_Objective_: Look for "Output the underlying" in the listing below, then copy exactly the line it appears in and all lines after it to the end, and nothing more.

* * *

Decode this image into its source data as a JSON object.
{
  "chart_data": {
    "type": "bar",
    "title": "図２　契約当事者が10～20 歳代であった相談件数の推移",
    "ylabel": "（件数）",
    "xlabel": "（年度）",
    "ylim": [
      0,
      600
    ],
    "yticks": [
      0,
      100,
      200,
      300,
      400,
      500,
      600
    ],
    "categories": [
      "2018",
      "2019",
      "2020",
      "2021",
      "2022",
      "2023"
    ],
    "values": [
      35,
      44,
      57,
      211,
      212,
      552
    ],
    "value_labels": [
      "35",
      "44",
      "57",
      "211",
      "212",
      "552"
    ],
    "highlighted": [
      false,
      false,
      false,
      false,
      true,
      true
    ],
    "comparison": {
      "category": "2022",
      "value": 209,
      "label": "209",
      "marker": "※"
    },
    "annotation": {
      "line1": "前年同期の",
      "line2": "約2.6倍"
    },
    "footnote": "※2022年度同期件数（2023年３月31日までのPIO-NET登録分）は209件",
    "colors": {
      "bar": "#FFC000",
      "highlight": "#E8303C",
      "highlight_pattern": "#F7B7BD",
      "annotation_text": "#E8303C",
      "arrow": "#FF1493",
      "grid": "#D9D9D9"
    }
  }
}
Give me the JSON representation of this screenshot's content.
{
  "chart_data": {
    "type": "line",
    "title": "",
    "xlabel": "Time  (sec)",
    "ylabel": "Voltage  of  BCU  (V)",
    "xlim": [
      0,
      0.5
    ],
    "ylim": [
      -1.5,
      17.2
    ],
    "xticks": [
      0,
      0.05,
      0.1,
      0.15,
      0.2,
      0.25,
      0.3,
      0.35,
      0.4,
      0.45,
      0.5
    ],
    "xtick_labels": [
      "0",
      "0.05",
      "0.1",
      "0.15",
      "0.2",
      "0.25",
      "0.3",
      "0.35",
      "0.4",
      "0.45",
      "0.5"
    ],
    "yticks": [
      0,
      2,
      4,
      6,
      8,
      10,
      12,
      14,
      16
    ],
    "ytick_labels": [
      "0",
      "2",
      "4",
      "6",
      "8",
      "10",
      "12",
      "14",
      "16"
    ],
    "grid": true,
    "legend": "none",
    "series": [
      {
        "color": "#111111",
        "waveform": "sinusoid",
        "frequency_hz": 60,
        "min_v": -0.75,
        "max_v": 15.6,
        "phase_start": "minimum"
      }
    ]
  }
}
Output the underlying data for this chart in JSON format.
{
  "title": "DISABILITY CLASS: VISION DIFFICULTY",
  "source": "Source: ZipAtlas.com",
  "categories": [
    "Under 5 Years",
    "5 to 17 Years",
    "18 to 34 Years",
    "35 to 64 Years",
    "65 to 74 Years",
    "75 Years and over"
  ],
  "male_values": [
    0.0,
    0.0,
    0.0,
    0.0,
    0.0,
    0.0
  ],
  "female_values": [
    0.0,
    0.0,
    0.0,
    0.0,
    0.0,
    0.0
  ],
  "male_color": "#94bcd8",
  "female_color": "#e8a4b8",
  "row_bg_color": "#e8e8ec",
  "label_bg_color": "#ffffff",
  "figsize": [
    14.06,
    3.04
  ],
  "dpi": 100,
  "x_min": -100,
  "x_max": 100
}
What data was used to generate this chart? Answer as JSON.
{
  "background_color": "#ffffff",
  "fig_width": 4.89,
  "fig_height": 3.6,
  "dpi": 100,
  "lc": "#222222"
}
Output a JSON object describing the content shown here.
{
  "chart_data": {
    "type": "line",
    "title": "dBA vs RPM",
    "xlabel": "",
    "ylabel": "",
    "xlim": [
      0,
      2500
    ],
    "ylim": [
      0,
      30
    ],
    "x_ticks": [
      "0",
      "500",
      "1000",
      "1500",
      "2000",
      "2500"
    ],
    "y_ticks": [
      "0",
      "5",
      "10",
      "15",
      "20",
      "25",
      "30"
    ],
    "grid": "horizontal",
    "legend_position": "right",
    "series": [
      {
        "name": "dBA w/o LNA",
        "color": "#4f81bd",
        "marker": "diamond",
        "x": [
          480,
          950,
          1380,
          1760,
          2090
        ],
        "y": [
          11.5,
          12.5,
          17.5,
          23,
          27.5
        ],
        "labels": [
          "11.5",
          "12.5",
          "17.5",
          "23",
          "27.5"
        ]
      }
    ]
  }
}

* * *

_Full output_:
Output the underlying data for this chart in JSON format.
{
  "title": "DISABILITY CLASS: VISION DIFFICULTY",
  "source": "Source: ZipAtlas.com",
  "categories": [
    "Under 5 Years",
    "5 to 17 Years",
    "18 to 34 Years",
    "35 to 64 Years",
    "65 to 74 Years",
    "75 Years and over"
  ],
  "male_values": [
    0.0,
    0.0,
    0.0,
    0.0,
    0.0,
    0.0
  ],
  "female_values": [
    0.0,
    0.0,
    0.0,
    0.0,
    0.0,
    0.0
  ],
  "male_color": "#94bcd8",
  "female_color": "#e8a4b8",
  "row_bg_color": "#e8e8ec",
  "label_bg_color": "#ffffff",
  "figsize": [
    14.06,
    3.04
  ],
  "dpi": 100,
  "x_min": -100,
  "x_max": 100
}
What data was used to generate this chart? Answer as JSON.
{
  "background_color": "#ffffff",
  "fig_width": 4.89,
  "fig_height": 3.6,
  "dpi": 100,
  "lc": "#222222"
}
Output a JSON object describing the content shown here.
{
  "chart_data": {
    "type": "line",
    "title": "dBA vs RPM",
    "xlabel": "",
    "ylabel": "",
    "xlim": [
      0,
      2500
    ],
    "ylim": [
      0,
      30
    ],
    "x_ticks": [
      "0",
      "500",
      "1000",
      "1500",
      "2000",
      "2500"
    ],
    "y_ticks": [
      "0",
      "5",
      "10",
      "15",
      "20",
      "25",
      "30"
    ],
    "grid": "horizontal",
    "legend_position": "right",
    "series": [
      {
        "name": "dBA w/o LNA",
        "color": "#4f81bd",
        "marker": "diamond",
        "x": [
          480,
          950,
          1380,
          1760,
          2090
        ],
        "y": [
          11.5,
          12.5,
          17.5,
          23,
          27.5
        ],
        "labels": [
          "11.5",
          "12.5",
          "17.5",
          "23",
          "27.5"
        ]
      }
    ]
  }
}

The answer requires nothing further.